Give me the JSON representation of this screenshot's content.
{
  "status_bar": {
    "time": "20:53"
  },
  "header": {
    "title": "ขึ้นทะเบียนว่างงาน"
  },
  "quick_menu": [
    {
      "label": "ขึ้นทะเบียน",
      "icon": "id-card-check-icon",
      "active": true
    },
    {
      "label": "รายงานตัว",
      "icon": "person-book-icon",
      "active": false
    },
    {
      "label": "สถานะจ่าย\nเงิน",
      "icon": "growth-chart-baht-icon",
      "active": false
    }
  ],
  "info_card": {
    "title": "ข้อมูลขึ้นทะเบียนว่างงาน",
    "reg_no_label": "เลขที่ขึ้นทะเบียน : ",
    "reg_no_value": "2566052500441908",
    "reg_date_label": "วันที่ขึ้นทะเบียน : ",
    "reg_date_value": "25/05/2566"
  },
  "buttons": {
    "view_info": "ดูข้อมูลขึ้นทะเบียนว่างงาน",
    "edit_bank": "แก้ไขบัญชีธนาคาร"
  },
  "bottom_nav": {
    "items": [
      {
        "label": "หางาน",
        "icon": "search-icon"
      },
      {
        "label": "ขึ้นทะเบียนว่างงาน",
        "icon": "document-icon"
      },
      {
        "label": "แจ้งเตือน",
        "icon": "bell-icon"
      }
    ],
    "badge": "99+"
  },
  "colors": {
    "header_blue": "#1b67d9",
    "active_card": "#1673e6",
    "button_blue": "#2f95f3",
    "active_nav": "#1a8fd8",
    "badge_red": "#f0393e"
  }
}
----------
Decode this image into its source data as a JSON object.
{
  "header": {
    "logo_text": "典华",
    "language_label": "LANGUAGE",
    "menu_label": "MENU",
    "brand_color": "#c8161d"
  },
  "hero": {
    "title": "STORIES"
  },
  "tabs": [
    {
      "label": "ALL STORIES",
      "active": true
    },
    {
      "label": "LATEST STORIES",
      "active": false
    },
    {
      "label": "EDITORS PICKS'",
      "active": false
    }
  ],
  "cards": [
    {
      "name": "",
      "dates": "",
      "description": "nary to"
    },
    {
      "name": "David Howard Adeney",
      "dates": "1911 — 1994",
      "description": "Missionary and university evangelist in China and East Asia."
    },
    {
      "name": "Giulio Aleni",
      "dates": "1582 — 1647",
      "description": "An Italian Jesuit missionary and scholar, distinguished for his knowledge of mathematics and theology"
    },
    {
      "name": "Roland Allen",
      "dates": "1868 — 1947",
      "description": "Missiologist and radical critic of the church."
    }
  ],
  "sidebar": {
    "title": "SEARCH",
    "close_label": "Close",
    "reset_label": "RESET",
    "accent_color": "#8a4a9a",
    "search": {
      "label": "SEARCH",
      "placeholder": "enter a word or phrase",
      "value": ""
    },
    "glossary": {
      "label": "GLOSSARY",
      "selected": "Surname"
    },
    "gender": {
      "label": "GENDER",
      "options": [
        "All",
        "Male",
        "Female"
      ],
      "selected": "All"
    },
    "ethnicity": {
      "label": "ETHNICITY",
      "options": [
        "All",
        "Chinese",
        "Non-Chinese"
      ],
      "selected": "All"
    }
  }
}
----------
▸ What to do
Pull out each line of the listing that holds the string "างงาน".

▸ Exercise answer
    "title": "ขึ้นทะเบียนว่างงาน"
    "title": "ข้อมูลขึ้นทะเบียนว่างงาน",
    "view_info": "ดูข้อมูลขึ้นทะเบียนว่างงาน",
        "label": "ขึ้นทะเบียนว่างงาน",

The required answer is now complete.